Aim: Please retype the records below exactly, leaving out any pictures.

Dataset excerpts:
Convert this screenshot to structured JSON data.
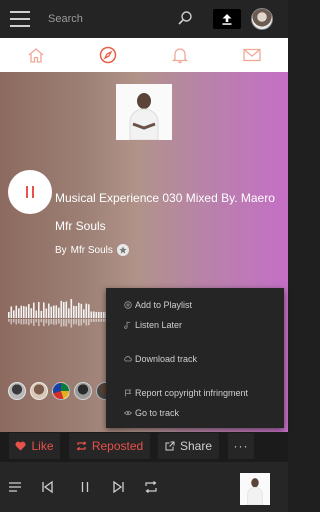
{
  "header": {
    "search_placeholder": "Search",
    "icons": [
      "menu-icon",
      "search-icon",
      "upload-icon",
      "avatar"
    ]
  },
  "nav": {
    "tabs": [
      {
        "name": "home",
        "icon": "home-icon",
        "active": false
      },
      {
        "name": "discover",
        "icon": "compass-icon",
        "active": true
      },
      {
        "name": "notifications",
        "icon": "bell-icon",
        "active": false
      },
      {
        "name": "messages",
        "icon": "mail-icon",
        "active": false
      }
    ]
  },
  "track": {
    "title": "Musical Experience 030 Mixed By. Maero Mfr Souls",
    "by_prefix": "By",
    "artist": "Mfr Souls",
    "state": "playing"
  },
  "menu": {
    "items": [
      {
        "label": "Add to Playlist",
        "icon": "add-playlist-icon"
      },
      {
        "label": "Listen Later",
        "icon": "listen-later-icon"
      },
      {
        "label": "Download track",
        "icon": "download-icon"
      },
      {
        "label": "Report copyright infringment",
        "icon": "flag-icon"
      },
      {
        "label": "Go to track",
        "icon": "eye-icon"
      }
    ]
  },
  "actions": {
    "like": "Like",
    "reposted": "Reposted",
    "share": "Share",
    "more": "···"
  },
  "colors": {
    "accent": "#e8504a",
    "nav_accent": "#f0826a",
    "topbar": "#242424",
    "player": "#262626"
  }
}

Task response:
Convert this screenshot to structured JSON data.
{
  "header": {
    "search_placeholder": "Search",
    "icons": [
      "menu-icon",
      "search-icon",
      "upload-icon",
      "avatar"
    ]
  },
  "nav": {
    "tabs": [
      {
        "name": "home",
        "icon": "home-icon",
        "active": false
      },
      {
        "name": "discover",
        "icon": "compass-icon",
        "active": true
      },
      {
        "name": "notifications",
        "icon": "bell-icon",
        "active": false
      },
      {
        "name": "messages",
        "icon": "mail-icon",
        "active": false
      }
    ]
  },
  "track": {
    "title": "Musical Experience 030 Mixed By. Maero Mfr Souls",
    "by_prefix": "By",
    "artist": "Mfr Souls",
    "state": "playing"
  },
  "menu": {
    "items": [
      {
        "label": "Add to Playlist",
        "icon": "add-playlist-icon"
      },
      {
        "label": "Listen Later",
        "icon": "listen-later-icon"
      },
      {
        "label": "Download track",
        "icon": "download-icon"
      },
      {
        "label": "Report copyright infringment",
        "icon": "flag-icon"
      },
      {
        "label": "Go to track",
        "icon": "eye-icon"
      }
    ]
  },
  "actions": {
    "like": "Like",
    "reposted": "Reposted",
    "share": "Share",
    "more": "···"
  },
  "colors": {
    "accent": "#e8504a",
    "nav_accent": "#f0826a",
    "topbar": "#242424",
    "player": "#262626"
  }
}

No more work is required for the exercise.